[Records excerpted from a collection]
######
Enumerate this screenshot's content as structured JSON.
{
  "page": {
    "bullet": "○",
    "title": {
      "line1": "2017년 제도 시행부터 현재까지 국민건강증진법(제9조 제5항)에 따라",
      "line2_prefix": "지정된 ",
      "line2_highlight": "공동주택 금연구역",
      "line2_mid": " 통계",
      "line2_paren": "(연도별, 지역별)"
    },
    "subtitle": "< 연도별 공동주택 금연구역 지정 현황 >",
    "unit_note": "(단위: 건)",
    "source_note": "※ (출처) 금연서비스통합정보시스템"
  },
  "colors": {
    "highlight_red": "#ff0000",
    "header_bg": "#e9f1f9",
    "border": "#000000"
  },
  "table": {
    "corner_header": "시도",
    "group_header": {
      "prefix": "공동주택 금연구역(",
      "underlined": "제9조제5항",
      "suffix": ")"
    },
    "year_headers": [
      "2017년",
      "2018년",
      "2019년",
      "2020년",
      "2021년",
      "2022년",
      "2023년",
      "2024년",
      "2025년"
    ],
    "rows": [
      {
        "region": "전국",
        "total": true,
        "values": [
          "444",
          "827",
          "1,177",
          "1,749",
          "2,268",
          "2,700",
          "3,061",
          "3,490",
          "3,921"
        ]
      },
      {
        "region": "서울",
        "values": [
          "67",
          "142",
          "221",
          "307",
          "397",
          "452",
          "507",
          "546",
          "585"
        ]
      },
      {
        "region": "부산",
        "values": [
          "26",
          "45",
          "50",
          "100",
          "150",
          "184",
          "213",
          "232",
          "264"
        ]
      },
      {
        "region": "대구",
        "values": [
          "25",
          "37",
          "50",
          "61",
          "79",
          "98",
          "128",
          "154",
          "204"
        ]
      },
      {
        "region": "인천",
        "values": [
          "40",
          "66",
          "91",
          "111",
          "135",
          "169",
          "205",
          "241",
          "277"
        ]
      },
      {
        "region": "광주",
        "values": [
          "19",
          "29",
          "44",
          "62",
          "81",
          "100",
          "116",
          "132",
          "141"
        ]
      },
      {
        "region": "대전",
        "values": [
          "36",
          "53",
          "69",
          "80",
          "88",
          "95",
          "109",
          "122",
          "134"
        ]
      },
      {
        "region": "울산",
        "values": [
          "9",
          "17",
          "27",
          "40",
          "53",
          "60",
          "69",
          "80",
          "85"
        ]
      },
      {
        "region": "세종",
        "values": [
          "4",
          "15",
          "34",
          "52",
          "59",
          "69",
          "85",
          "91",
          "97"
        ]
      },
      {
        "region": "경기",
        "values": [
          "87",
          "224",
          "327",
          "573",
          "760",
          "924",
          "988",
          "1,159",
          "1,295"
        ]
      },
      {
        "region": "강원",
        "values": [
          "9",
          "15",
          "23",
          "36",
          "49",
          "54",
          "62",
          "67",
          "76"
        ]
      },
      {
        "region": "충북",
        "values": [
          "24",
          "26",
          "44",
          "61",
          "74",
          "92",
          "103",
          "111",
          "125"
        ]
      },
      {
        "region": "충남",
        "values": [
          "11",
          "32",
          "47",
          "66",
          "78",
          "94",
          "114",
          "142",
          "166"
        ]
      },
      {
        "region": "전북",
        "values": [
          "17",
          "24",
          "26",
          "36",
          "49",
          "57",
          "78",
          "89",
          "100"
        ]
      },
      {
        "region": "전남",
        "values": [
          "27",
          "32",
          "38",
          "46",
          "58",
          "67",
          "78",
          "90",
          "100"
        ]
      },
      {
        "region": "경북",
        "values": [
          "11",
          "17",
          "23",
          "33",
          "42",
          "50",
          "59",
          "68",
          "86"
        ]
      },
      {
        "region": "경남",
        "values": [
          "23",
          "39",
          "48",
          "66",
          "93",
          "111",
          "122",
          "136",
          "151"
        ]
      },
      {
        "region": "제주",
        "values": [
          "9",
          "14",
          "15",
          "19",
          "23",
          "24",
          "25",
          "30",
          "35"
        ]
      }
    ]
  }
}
######
**Task goal:** Copy, from the material, each line that holds the string "공동주택".

**Exercise answer:**
      "line2_highlight": "공동주택 금연구역",
    "subtitle": "< 연도별 공동주택 금연구역 지정 현황 >",
      "prefix": "공동주택 금연구역(",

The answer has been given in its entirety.